Give the count of lines containing the string "name", with no other output.

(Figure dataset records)
--- BEGIN ---

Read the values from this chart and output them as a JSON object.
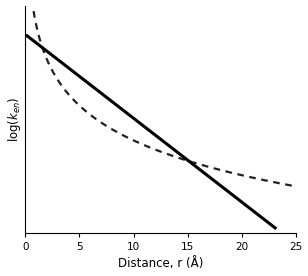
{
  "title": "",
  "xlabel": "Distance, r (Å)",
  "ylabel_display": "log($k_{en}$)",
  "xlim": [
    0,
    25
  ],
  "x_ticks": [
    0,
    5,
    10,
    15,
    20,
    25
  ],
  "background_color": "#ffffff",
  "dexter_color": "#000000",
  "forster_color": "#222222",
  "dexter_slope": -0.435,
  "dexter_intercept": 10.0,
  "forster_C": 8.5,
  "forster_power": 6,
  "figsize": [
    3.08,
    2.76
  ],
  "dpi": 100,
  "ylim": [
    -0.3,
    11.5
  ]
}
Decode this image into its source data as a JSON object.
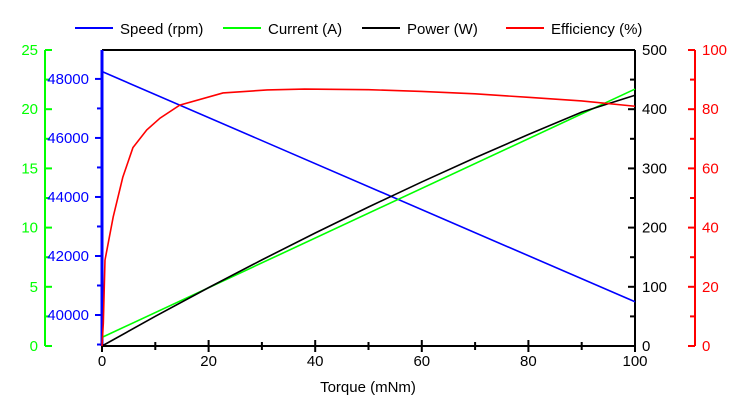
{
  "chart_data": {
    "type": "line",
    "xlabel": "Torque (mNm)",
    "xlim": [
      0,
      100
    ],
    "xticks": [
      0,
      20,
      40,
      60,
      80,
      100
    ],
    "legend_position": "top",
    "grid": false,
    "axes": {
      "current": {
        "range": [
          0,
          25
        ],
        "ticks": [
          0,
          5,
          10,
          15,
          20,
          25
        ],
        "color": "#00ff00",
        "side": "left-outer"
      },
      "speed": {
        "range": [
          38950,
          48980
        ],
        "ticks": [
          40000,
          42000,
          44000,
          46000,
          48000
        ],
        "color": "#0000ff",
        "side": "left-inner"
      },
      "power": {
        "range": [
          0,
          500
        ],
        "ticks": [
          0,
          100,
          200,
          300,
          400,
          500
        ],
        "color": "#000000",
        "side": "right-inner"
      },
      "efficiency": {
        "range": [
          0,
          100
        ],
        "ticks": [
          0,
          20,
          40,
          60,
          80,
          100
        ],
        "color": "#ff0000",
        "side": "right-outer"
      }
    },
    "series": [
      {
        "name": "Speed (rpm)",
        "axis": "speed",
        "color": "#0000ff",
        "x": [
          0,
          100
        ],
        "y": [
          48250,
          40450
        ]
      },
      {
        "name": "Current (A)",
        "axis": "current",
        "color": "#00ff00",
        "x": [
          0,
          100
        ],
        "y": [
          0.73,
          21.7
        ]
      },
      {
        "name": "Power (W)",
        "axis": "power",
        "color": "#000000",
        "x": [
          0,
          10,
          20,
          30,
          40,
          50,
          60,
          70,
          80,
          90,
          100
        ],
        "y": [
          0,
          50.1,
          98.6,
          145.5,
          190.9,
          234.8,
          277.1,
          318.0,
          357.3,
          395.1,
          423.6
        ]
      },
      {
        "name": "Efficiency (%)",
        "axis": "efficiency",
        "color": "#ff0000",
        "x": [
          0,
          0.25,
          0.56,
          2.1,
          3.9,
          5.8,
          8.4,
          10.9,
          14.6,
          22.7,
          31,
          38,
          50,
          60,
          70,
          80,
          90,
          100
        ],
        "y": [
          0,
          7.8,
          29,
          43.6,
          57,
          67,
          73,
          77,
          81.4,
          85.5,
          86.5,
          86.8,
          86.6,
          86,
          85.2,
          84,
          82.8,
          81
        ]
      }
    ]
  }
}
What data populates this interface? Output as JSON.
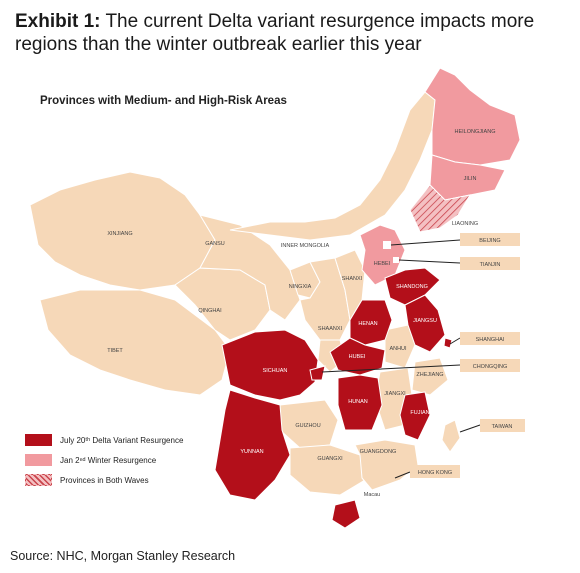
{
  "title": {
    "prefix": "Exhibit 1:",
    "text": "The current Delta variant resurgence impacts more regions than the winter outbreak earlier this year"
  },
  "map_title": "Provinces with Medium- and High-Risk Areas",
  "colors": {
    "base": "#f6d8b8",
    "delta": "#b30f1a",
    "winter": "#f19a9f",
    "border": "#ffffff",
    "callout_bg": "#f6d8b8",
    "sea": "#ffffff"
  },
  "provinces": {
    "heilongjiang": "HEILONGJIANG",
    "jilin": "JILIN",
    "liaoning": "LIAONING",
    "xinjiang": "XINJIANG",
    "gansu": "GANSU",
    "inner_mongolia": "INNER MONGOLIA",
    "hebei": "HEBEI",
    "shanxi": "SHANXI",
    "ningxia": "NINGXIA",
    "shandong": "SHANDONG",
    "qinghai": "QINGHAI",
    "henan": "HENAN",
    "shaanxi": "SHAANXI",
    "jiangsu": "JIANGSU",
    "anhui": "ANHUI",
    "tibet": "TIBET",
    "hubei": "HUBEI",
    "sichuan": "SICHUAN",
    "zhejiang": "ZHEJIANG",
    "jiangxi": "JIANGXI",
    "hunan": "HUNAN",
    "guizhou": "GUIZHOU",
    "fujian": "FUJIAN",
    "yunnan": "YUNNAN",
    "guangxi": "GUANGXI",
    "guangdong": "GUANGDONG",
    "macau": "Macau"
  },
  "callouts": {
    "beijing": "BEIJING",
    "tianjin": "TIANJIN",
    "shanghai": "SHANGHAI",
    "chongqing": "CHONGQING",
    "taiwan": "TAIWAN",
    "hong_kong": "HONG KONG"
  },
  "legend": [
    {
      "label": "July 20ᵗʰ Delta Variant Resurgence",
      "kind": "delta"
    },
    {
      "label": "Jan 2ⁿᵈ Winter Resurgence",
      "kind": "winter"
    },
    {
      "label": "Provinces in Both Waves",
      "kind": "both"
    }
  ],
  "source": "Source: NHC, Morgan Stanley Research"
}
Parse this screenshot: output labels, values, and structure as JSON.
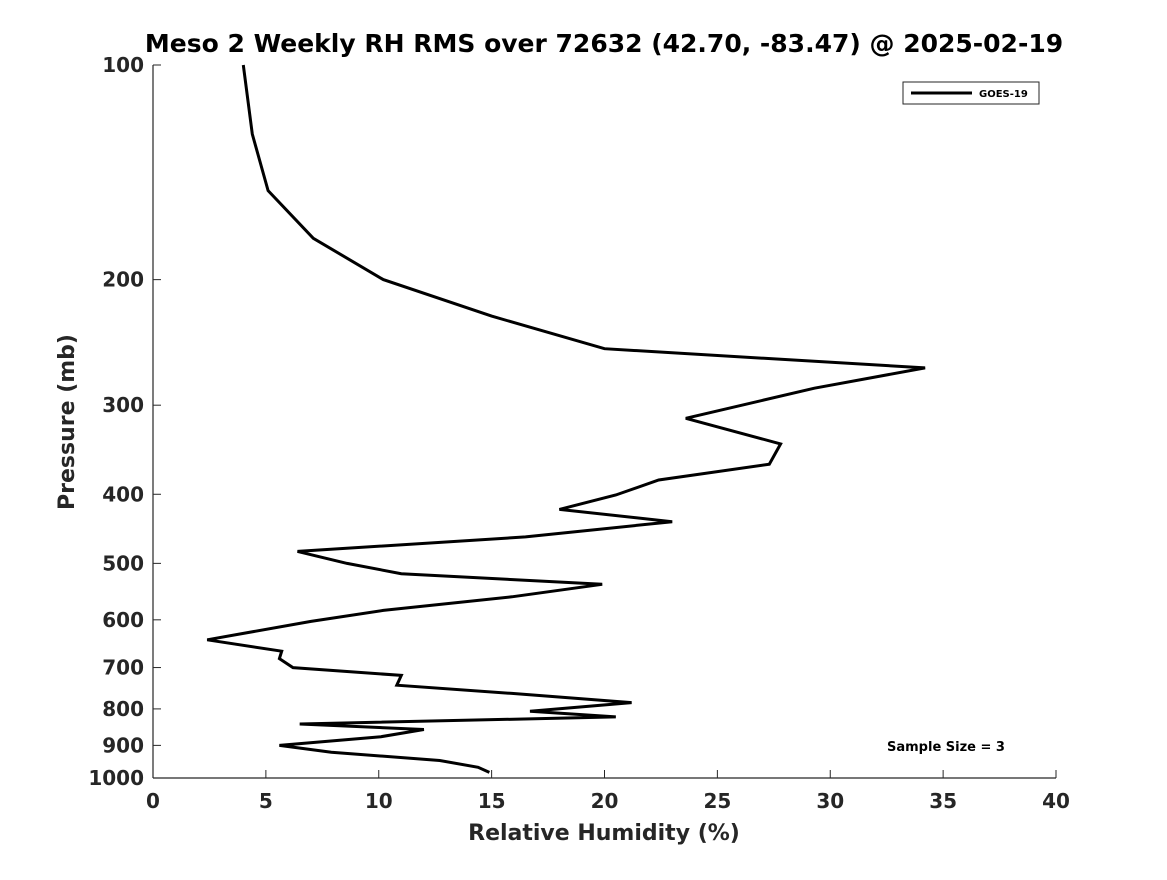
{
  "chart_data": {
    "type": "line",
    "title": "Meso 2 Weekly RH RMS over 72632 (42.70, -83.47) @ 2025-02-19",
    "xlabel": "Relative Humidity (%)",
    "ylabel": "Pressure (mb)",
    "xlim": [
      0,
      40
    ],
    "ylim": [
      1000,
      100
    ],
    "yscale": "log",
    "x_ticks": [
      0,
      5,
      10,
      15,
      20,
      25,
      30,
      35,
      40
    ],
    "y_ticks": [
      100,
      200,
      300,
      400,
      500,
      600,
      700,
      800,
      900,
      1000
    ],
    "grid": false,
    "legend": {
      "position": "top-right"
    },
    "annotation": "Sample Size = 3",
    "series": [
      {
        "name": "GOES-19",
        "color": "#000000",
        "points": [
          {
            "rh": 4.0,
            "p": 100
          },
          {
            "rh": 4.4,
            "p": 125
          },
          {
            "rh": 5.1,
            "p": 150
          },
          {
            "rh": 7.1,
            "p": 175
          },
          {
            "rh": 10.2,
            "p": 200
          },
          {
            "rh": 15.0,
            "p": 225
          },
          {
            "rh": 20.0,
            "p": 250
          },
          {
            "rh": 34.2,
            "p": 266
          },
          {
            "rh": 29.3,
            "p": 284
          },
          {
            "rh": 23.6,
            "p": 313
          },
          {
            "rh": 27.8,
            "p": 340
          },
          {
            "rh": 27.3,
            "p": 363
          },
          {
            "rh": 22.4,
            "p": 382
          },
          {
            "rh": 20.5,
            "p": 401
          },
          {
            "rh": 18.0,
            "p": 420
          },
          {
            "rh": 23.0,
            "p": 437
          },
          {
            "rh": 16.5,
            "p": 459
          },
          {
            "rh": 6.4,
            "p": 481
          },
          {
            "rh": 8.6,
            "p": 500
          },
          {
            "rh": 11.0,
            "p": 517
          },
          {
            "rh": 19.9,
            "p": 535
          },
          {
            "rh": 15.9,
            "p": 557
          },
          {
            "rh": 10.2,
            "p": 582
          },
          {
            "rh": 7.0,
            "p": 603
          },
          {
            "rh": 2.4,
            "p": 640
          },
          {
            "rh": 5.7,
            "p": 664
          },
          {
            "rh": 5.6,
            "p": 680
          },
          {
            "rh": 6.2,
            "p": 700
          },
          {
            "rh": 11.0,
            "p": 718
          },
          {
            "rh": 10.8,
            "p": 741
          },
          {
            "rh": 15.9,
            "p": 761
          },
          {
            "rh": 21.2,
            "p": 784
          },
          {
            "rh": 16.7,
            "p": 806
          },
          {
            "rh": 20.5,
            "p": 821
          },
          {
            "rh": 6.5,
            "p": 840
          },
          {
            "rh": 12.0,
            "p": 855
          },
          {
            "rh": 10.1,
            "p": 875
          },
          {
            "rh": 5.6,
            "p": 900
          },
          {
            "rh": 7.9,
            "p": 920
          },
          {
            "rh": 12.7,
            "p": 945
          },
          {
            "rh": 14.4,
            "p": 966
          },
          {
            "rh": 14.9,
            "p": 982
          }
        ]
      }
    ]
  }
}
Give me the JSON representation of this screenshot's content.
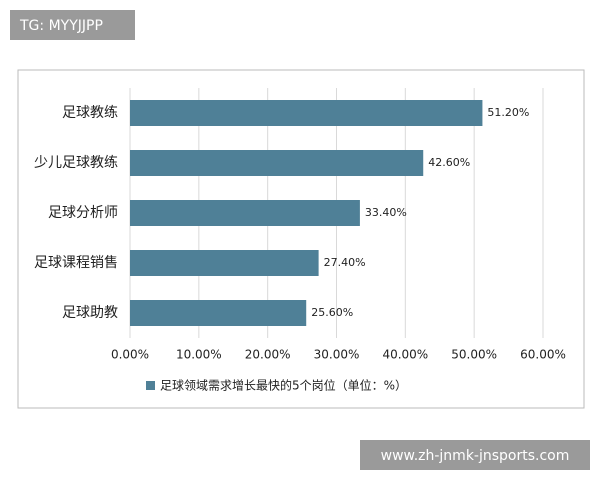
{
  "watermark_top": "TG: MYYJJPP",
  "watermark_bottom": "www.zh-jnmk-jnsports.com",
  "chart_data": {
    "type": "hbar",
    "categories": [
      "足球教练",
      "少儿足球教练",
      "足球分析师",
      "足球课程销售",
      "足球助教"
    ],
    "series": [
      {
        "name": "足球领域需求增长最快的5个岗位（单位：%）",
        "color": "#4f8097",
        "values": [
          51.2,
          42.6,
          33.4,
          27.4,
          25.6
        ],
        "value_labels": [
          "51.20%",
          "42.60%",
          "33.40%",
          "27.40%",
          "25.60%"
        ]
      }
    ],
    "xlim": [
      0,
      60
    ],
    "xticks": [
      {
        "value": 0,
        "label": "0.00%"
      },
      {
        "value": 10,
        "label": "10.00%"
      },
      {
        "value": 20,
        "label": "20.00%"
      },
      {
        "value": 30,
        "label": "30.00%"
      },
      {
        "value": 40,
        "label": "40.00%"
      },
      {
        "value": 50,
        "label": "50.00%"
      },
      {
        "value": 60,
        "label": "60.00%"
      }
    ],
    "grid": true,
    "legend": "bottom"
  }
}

--- END ---

REPLY
6